■ DATASET ROWS ■
========
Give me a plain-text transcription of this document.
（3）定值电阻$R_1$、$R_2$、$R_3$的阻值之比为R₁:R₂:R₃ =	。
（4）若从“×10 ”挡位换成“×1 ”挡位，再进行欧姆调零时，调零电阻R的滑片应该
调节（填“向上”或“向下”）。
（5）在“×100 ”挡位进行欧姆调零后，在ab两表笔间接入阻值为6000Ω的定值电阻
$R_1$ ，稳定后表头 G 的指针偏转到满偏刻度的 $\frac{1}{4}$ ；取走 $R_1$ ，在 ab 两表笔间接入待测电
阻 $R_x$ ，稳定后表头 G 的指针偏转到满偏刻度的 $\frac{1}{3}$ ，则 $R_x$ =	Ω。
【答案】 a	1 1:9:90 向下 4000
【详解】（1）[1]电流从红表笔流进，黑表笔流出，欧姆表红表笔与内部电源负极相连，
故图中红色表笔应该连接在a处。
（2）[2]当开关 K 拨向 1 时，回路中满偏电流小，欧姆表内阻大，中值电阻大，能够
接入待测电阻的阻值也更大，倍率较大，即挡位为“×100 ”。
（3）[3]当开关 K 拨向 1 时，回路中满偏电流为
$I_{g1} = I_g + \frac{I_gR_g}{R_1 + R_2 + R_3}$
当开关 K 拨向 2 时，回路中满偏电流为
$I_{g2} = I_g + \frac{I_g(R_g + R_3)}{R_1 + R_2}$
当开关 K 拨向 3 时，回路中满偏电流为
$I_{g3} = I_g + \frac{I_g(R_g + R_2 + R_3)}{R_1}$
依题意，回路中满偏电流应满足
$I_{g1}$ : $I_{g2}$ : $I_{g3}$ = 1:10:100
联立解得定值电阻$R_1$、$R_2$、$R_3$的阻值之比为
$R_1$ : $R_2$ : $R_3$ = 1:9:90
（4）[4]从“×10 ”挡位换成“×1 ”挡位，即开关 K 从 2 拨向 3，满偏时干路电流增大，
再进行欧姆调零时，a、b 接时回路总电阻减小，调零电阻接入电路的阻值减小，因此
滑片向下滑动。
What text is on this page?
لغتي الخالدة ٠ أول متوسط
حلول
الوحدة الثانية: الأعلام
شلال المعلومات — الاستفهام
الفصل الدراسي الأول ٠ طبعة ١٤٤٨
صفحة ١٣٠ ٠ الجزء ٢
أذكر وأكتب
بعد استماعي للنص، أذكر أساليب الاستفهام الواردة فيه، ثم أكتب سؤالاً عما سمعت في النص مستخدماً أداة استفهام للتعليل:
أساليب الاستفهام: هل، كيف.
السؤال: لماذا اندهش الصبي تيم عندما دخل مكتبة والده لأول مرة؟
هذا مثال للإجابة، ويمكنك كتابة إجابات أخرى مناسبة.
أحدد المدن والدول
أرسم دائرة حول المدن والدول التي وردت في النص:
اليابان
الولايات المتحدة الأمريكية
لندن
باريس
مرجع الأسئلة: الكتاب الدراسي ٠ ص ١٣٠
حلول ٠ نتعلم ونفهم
========
■ GOAL ■
Each of the records should be retyped exactly.

■ TASK SOLUTION ■
Give me a plain-text transcription of this document.
（3）定值电阻$R_1$、$R_2$、$R_3$的阻值之比为R₁:R₂:R₃ =	。
（4）若从“×10 ”挡位换成“×1 ”挡位，再进行欧姆调零时，调零电阻R的滑片应该
调节（填“向上”或“向下”）。
（5）在“×100 ”挡位进行欧姆调零后，在ab两表笔间接入阻值为6000Ω的定值电阻
$R_1$ ，稳定后表头 G 的指针偏转到满偏刻度的 $\frac{1}{4}$ ；取走 $R_1$ ，在 ab 两表笔间接入待测电
阻 $R_x$ ，稳定后表头 G 的指针偏转到满偏刻度的 $\frac{1}{3}$ ，则 $R_x$ =	Ω。
【答案】 a	1 1:9:90 向下 4000
【详解】（1）[1]电流从红表笔流进，黑表笔流出，欧姆表红表笔与内部电源负极相连，
故图中红色表笔应该连接在a处。
（2）[2]当开关 K 拨向 1 时，回路中满偏电流小，欧姆表内阻大，中值电阻大，能够
接入待测电阻的阻值也更大，倍率较大，即挡位为“×100 ”。
（3）[3]当开关 K 拨向 1 时，回路中满偏电流为
$I_{g1} = I_g + \frac{I_gR_g}{R_1 + R_2 + R_3}$
当开关 K 拨向 2 时，回路中满偏电流为
$I_{g2} = I_g + \frac{I_g(R_g + R_3)}{R_1 + R_2}$
当开关 K 拨向 3 时，回路中满偏电流为
$I_{g3} = I_g + \frac{I_g(R_g + R_2 + R_3)}{R_1}$
依题意，回路中满偏电流应满足
$I_{g1}$ : $I_{g2}$ : $I_{g3}$ = 1:10:100
联立解得定值电阻$R_1$、$R_2$、$R_3$的阻值之比为
$R_1$ : $R_2$ : $R_3$ = 1:9:90
（4）[4]从“×10 ”挡位换成“×1 ”挡位，即开关 K 从 2 拨向 3，满偏时干路电流增大，
再进行欧姆调零时，a、b 接时回路总电阻减小，调零电阻接入电路的阻值减小，因此
滑片向下滑动。
What text is on this page?
لغتي الخالدة ٠ أول متوسط
حلول
الوحدة الثانية: الأعلام
شلال المعلومات — الاستفهام
الفصل الدراسي الأول ٠ طبعة ١٤٤٨
صفحة ١٣٠ ٠ الجزء ٢
أذكر وأكتب
بعد استماعي للنص، أذكر أساليب الاستفهام الواردة فيه، ثم أكتب سؤالاً عما سمعت في النص مستخدماً أداة استفهام للتعليل:
أساليب الاستفهام: هل، كيف.
السؤال: لماذا اندهش الصبي تيم عندما دخل مكتبة والده لأول مرة؟
هذا مثال للإجابة، ويمكنك كتابة إجابات أخرى مناسبة.
أحدد المدن والدول
أرسم دائرة حول المدن والدول التي وردت في النص:
اليابان
الولايات المتحدة الأمريكية
لندن
باريس
مرجع الأسئلة: الكتاب الدراسي ٠ ص ١٣٠
حلول ٠ نتعلم ونفهم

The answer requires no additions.